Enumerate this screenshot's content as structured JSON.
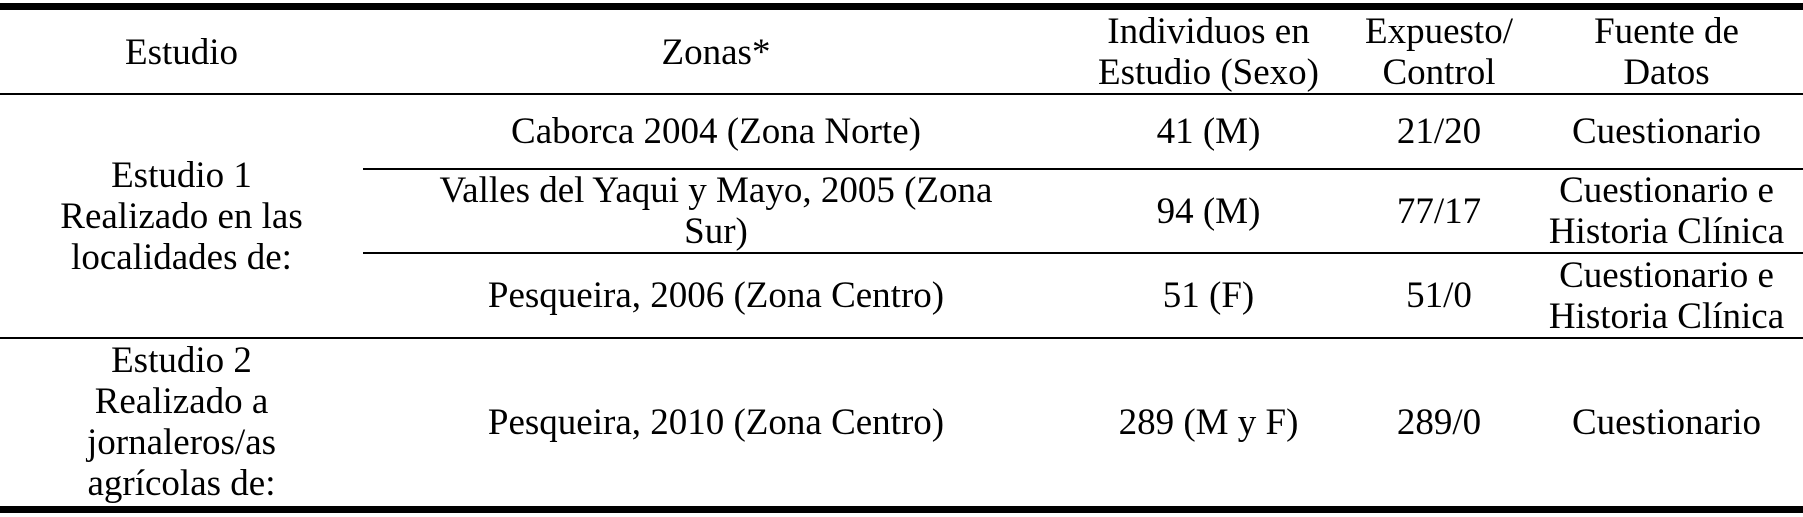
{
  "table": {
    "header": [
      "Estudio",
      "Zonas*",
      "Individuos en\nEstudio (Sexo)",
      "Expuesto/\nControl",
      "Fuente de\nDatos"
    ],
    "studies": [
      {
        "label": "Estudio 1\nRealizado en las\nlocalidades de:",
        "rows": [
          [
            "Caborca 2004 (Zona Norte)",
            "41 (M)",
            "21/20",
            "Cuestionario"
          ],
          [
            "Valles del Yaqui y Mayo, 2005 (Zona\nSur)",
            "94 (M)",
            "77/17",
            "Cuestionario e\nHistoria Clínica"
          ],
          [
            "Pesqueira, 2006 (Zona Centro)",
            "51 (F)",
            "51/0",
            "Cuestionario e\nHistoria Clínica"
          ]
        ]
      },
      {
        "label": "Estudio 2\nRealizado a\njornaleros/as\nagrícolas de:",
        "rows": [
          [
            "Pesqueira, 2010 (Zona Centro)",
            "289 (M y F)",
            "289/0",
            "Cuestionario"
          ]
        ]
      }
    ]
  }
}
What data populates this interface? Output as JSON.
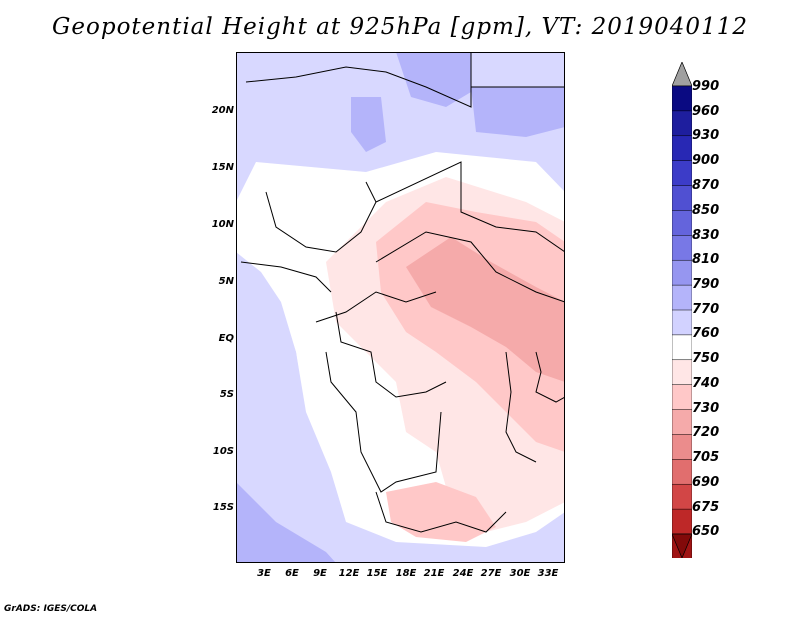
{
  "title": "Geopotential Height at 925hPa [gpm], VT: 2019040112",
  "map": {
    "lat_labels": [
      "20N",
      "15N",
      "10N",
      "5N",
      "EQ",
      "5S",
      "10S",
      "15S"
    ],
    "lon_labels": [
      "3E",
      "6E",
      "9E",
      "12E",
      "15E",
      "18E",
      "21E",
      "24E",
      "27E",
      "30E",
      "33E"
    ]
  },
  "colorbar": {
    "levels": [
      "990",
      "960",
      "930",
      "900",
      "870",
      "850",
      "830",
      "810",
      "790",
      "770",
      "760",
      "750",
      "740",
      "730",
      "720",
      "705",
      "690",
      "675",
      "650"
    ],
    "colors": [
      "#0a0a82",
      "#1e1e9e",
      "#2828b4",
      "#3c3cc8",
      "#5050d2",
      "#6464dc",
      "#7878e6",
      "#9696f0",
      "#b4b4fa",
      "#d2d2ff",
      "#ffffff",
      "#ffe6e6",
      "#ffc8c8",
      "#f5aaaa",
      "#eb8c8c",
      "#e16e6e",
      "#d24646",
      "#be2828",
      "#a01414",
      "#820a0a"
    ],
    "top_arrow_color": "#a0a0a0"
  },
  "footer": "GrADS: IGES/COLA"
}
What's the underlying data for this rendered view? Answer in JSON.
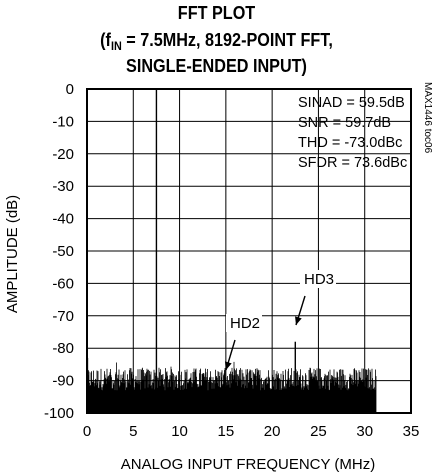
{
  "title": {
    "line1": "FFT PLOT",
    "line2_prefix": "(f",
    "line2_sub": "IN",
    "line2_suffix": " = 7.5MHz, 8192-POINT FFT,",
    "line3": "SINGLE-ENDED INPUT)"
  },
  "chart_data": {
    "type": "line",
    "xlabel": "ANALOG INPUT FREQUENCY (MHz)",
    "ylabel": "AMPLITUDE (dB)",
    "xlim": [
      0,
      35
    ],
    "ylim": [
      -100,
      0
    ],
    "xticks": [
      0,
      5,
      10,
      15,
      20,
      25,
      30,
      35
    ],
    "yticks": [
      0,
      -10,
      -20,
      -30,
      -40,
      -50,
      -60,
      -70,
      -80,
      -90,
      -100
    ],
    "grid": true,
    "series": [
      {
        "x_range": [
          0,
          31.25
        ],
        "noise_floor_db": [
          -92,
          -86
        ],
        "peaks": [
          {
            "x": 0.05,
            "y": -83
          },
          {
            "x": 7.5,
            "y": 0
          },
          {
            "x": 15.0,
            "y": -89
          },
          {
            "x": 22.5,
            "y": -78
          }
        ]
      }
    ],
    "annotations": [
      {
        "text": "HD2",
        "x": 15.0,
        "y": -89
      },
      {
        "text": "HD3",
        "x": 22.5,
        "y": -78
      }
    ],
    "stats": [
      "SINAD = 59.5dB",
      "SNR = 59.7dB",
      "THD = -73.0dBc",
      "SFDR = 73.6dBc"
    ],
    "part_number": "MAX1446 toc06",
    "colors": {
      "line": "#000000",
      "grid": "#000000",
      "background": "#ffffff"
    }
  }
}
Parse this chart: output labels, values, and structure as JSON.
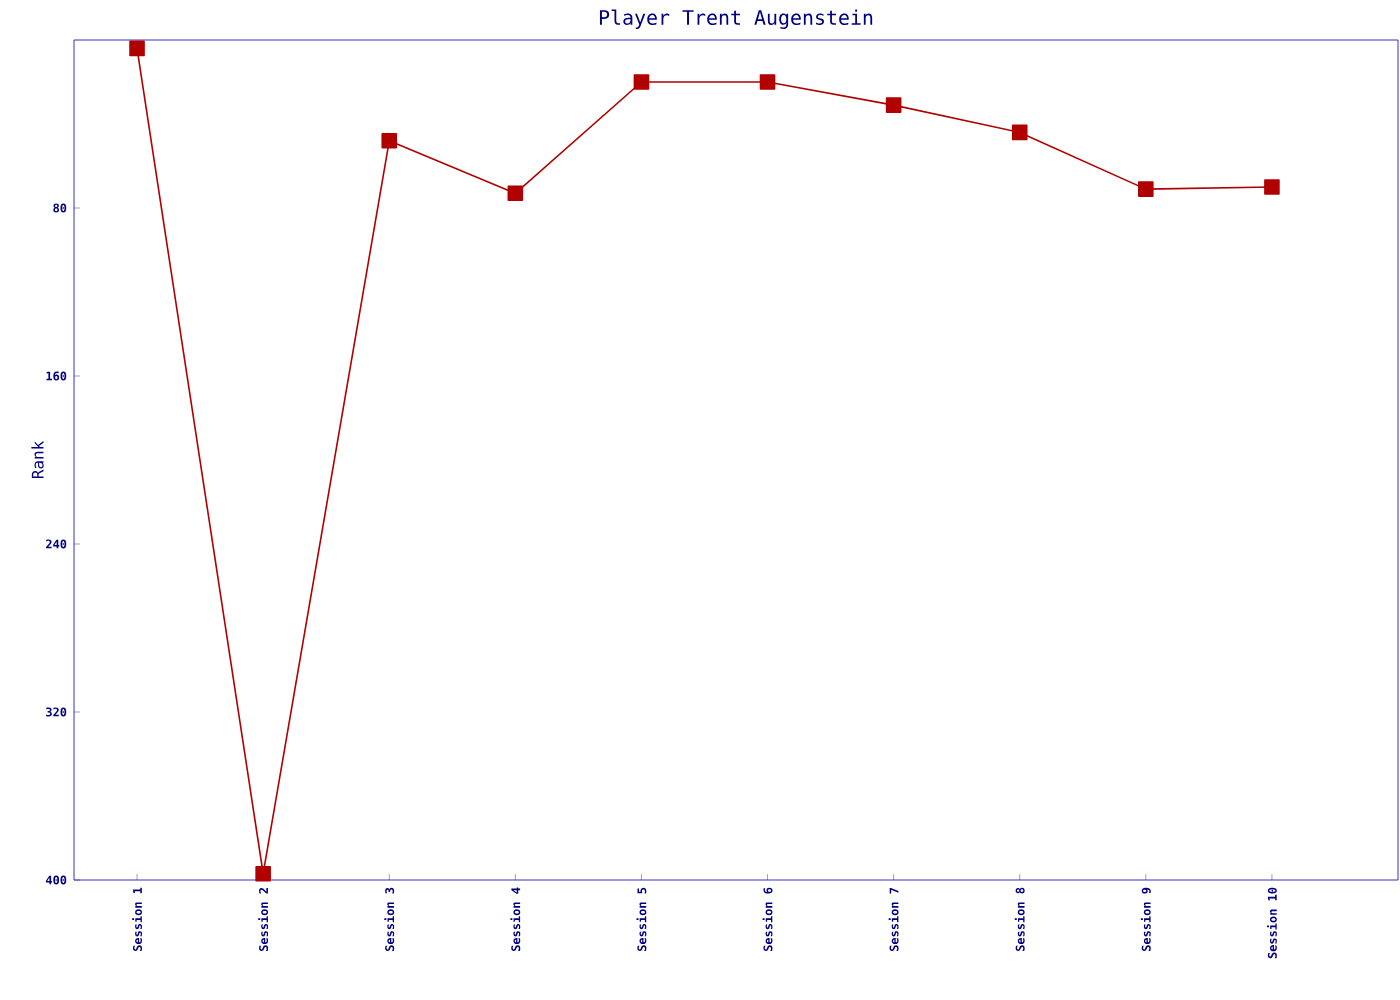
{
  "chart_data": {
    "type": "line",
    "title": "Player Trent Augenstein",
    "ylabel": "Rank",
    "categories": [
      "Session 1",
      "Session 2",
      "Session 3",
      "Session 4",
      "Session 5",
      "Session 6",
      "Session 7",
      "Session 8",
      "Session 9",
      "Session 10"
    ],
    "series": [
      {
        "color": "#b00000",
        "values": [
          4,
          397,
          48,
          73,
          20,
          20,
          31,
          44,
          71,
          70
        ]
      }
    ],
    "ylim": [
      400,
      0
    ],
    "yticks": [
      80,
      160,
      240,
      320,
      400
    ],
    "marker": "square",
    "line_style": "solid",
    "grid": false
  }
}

Objective :: Repeat the line containing "Parse this chart: output" and every line after it up to the end of the material above, exactly as they stand, minus the pictures.

Answer for the task ::
Parse this chart: output labels, values, and structure as JSON.
{
  "chart_data": {
    "type": "line",
    "title": "Player Trent Augenstein",
    "ylabel": "Rank",
    "categories": [
      "Session 1",
      "Session 2",
      "Session 3",
      "Session 4",
      "Session 5",
      "Session 6",
      "Session 7",
      "Session 8",
      "Session 9",
      "Session 10"
    ],
    "series": [
      {
        "color": "#b00000",
        "values": [
          4,
          397,
          48,
          73,
          20,
          20,
          31,
          44,
          71,
          70
        ]
      }
    ],
    "ylim": [
      400,
      0
    ],
    "yticks": [
      80,
      160,
      240,
      320,
      400
    ],
    "marker": "square",
    "line_style": "solid",
    "grid": false
  }
}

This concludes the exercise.